Write every line out verbatim and omit the pictures.

+--

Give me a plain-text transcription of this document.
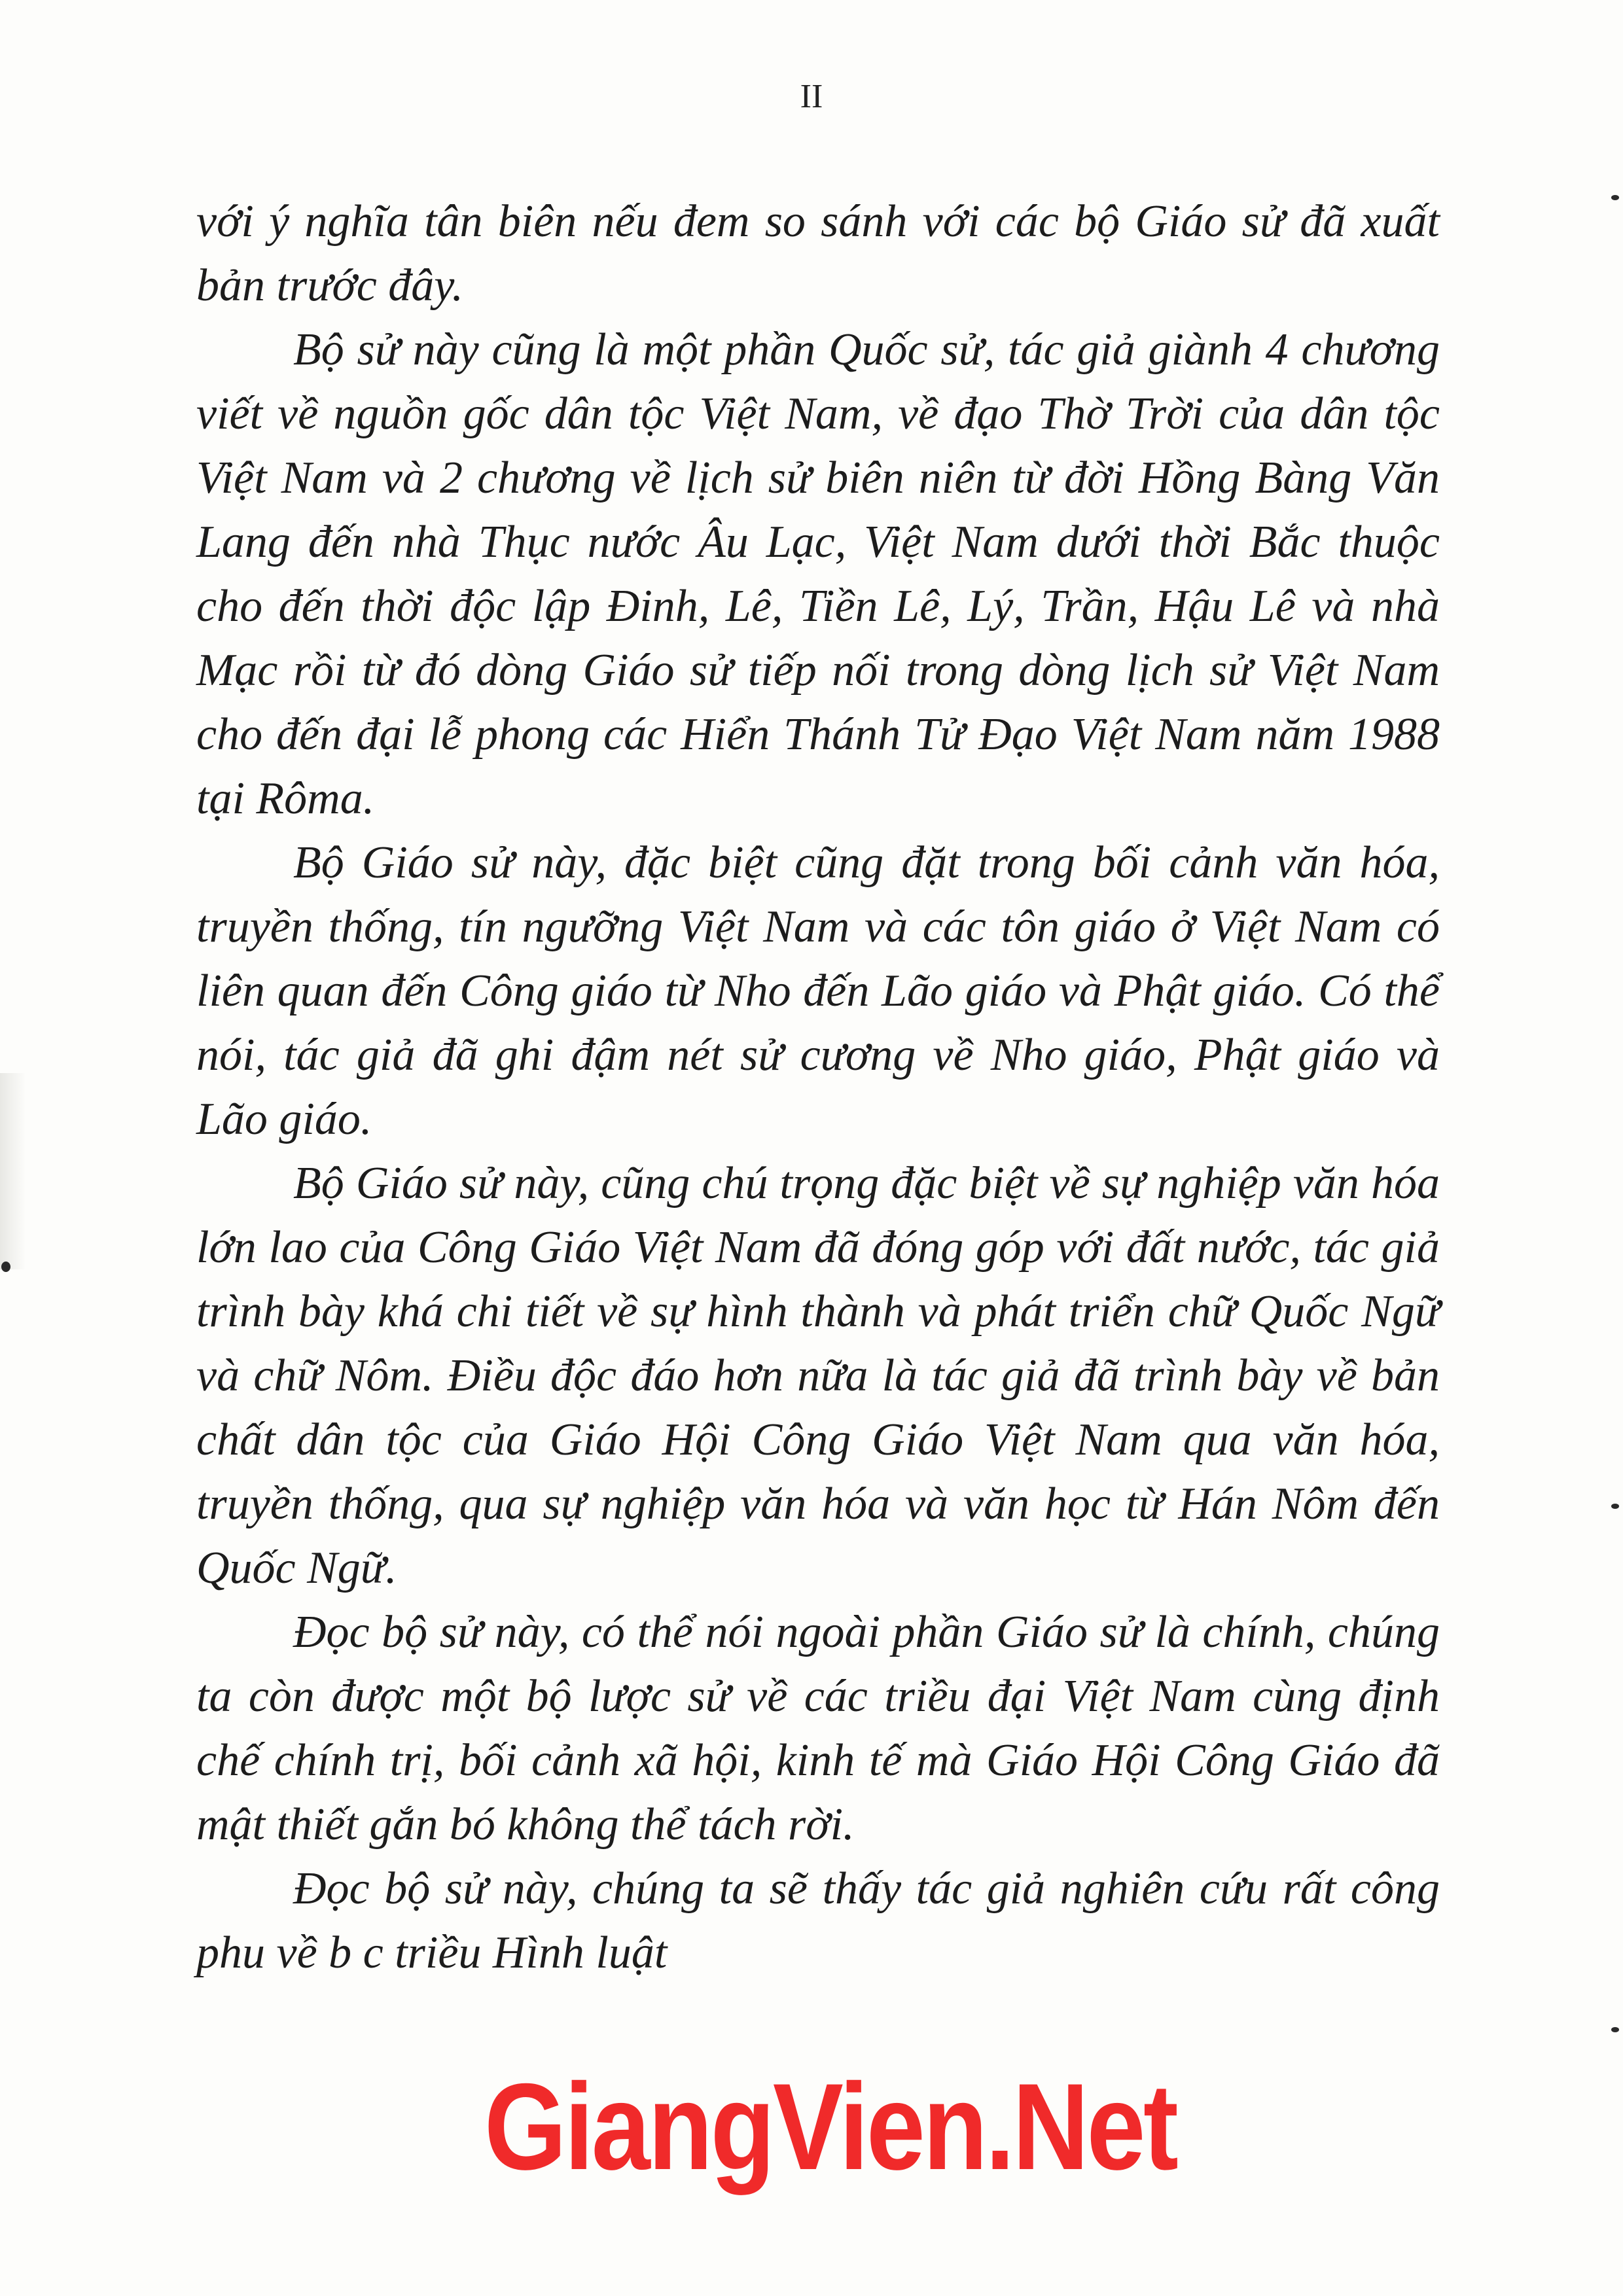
II

với ý nghĩa tân biên nếu đem so sánh với các bộ Giáo sử đã xuất bản trước đây.

Bộ sử này cũng là một phần Quốc sử, tác giả giành 4 chương viết về nguồn gốc dân tộc Việt Nam, về đạo Thờ Trời của dân tộc Việt Nam và 2 chương về lịch sử biên niên từ đời Hồng Bàng Văn Lang đến nhà Thục nước Âu Lạc, Việt Nam dưới thời Bắc thuộc cho đến thời độc lập Đinh, Lê, Tiền Lê, Lý, Trần, Hậu Lê và nhà Mạc rồi từ đó dòng Giáo sử tiếp nối trong dòng lịch sử Việt Nam cho đến đại lễ phong các Hiển Thánh Tử Đạo Việt Nam năm 1988 tại Rôma.

Bộ Giáo sử này, đặc biệt cũng đặt trong bối cảnh văn hóa, truyền thống, tín ngưỡng Việt Nam và các tôn giáo ở Việt Nam có liên quan đến Công giáo từ Nho đến Lão giáo và Phật giáo. Có thể nói, tác giả đã ghi đậm nét sử cương về Nho giáo, Phật giáo và Lão giáo.

Bộ Giáo sử này, cũng chú trọng đặc biệt về sự nghiệp văn hóa lớn lao của Công Giáo Việt Nam đã đóng góp với đất nước, tác giả trình bày khá chi tiết về sự hình thành và phát triển chữ Quốc Ngữ và chữ Nôm. Điều độc đáo hơn nữa là tác giả đã trình bày về bản chất dân tộc của Giáo Hội Công Giáo Việt Nam qua văn hóa, truyền thống, qua sự nghiệp văn hóa và văn học từ Hán Nôm đến Quốc Ngữ.

Đọc bộ sử này, có thể nói ngoài phần Giáo sử là chính, chúng ta còn được một bộ lược sử về các triều đại Việt Nam cùng định chế chính trị, bối cảnh xã hội, kinh tế mà Giáo Hội Công Giáo đã mật thiết gắn bó không thể tách rời.

Đọc bộ sử này, chúng ta sẽ thấy tác giả nghiên cứu rất công phu về b c triều Hình luật

GiangVien.Net
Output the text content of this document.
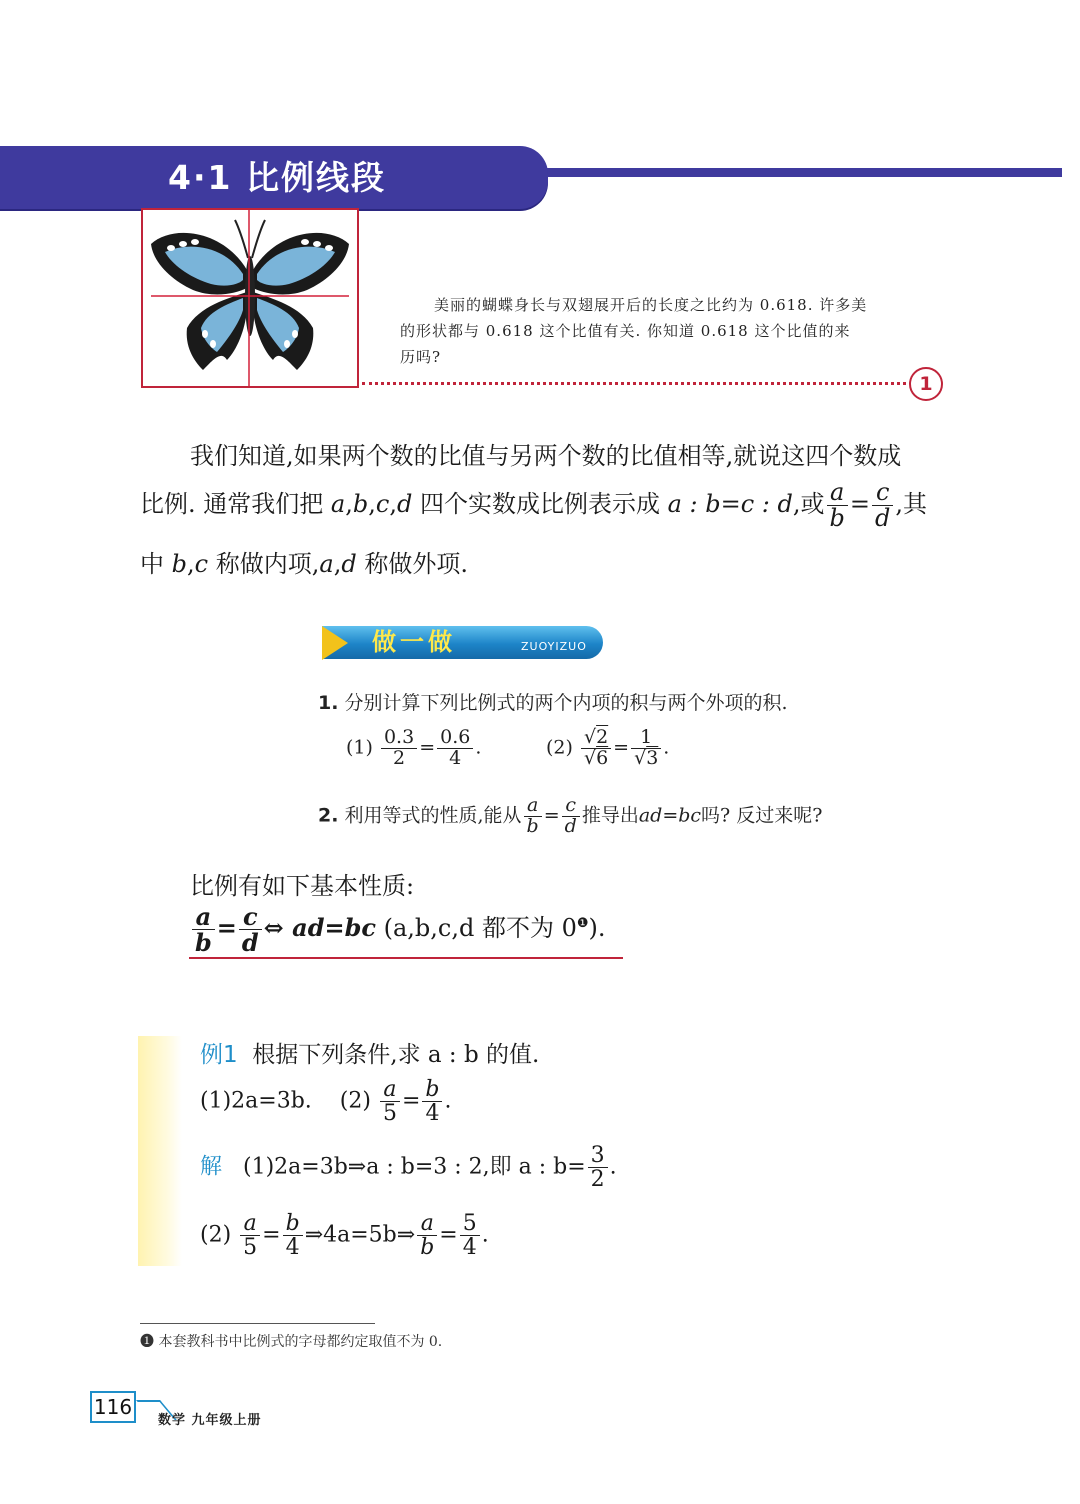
4·1 比例线段

美丽的蝴蝶身长与双翅展开后的长度之比约为 0.618. 许多美

的形状都与 0.618 这个比值有关. 你知道 0.618 这个比值的来
历吗?
1
我们知道,如果两个数的比值与另两个数的比值相等,就说这四个数成
比例. 通常我们把 a,b,c,d 四个实数成比例表示成 a : b=c : d,或 $\frac{a}{b} = \frac{c}{d}$ ,其
中 b,c 称做内项,a,d 称做外项.
做一做	ZUOYIZUO
1. 分别计算下列比例式的两个内项的积与两个外项的积.
$(1) \frac{0.3}{2} = \frac{0.6}{4}$ .	$(2) \frac{√2}{√6} = \frac{1}{√3}$ .
2. 利用等式的性质,能从 $\frac{a}{b} = \frac{c}{d}$ 推导出ad=bc吗? 反过来呢?
比例有如下基本性质:
$\frac{a}{b} = \frac{c}{d}$ ⇔ ad=bc (a,b,c,d 都不为 $0^❶$).
例1 根据下列条件,求 a : b 的值.
(1)2a=3b. $(2) \frac{a}{5} = \frac{b}{4}$ .
解 (1)2a=3b⇒a : b=3 : 2,即 a : $b= \frac{3}{2}$ .
$(2) \frac{a}{5} = \frac{b}{4}$ ⇒4a=5b⇒ $\frac{a}{b} = \frac{5}{4}$ .
❶ 本套教科书中比例式的字母都约定取值不为 0.
116
数学 九年级上册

+--

### Answer to the problem
Give me a plain-text transcription of this document.
II

với ý nghĩa tân biên nếu đem so sánh với các bộ Giáo sử đã xuất bản trước đây.

Bộ sử này cũng là một phần Quốc sử, tác giả giành 4 chương viết về nguồn gốc dân tộc Việt Nam, về đạo Thờ Trời của dân tộc Việt Nam và 2 chương về lịch sử biên niên từ đời Hồng Bàng Văn Lang đến nhà Thục nước Âu Lạc, Việt Nam dưới thời Bắc thuộc cho đến thời độc lập Đinh, Lê, Tiền Lê, Lý, Trần, Hậu Lê và nhà Mạc rồi từ đó dòng Giáo sử tiếp nối trong dòng lịch sử Việt Nam cho đến đại lễ phong các Hiển Thánh Tử Đạo Việt Nam năm 1988 tại Rôma.

Bộ Giáo sử này, đặc biệt cũng đặt trong bối cảnh văn hóa, truyền thống, tín ngưỡng Việt Nam và các tôn giáo ở Việt Nam có liên quan đến Công giáo từ Nho đến Lão giáo và Phật giáo. Có thể nói, tác giả đã ghi đậm nét sử cương về Nho giáo, Phật giáo và Lão giáo.

Bộ Giáo sử này, cũng chú trọng đặc biệt về sự nghiệp văn hóa lớn lao của Công Giáo Việt Nam đã đóng góp với đất nước, tác giả trình bày khá chi tiết về sự hình thành và phát triển chữ Quốc Ngữ và chữ Nôm. Điều độc đáo hơn nữa là tác giả đã trình bày về bản chất dân tộc của Giáo Hội Công Giáo Việt Nam qua văn hóa, truyền thống, qua sự nghiệp văn hóa và văn học từ Hán Nôm đến Quốc Ngữ.

Đọc bộ sử này, có thể nói ngoài phần Giáo sử là chính, chúng ta còn được một bộ lược sử về các triều đại Việt Nam cùng định chế chính trị, bối cảnh xã hội, kinh tế mà Giáo Hội Công Giáo đã mật thiết gắn bó không thể tách rời.

Đọc bộ sử này, chúng ta sẽ thấy tác giả nghiên cứu rất công phu về b c triều Hình luật

GiangVien.Net
Output the text content of this document.
4·1 比例线段

美丽的蝴蝶身长与双翅展开后的长度之比约为 0.618. 许多美

的形状都与 0.618 这个比值有关. 你知道 0.618 这个比值的来
历吗?
1
我们知道,如果两个数的比值与另两个数的比值相等,就说这四个数成
比例. 通常我们把 a,b,c,d 四个实数成比例表示成 a : b=c : d,或 $\frac{a}{b} = \frac{c}{d}$ ,其
中 b,c 称做内项,a,d 称做外项.
做一做	ZUOYIZUO
1. 分别计算下列比例式的两个内项的积与两个外项的积.
$(1) \frac{0.3}{2} = \frac{0.6}{4}$ .	$(2) \frac{√2}{√6} = \frac{1}{√3}$ .
2. 利用等式的性质,能从 $\frac{a}{b} = \frac{c}{d}$ 推导出ad=bc吗? 反过来呢?
比例有如下基本性质:
$\frac{a}{b} = \frac{c}{d}$ ⇔ ad=bc (a,b,c,d 都不为 $0^❶$).
例1 根据下列条件,求 a : b 的值.
(1)2a=3b. $(2) \frac{a}{5} = \frac{b}{4}$ .
解 (1)2a=3b⇒a : b=3 : 2,即 a : $b= \frac{3}{2}$ .
$(2) \frac{a}{5} = \frac{b}{4}$ ⇒4a=5b⇒ $\frac{a}{b} = \frac{5}{4}$ .
❶ 本套教科书中比例式的字母都约定取值不为 0.
116
数学 九年级上册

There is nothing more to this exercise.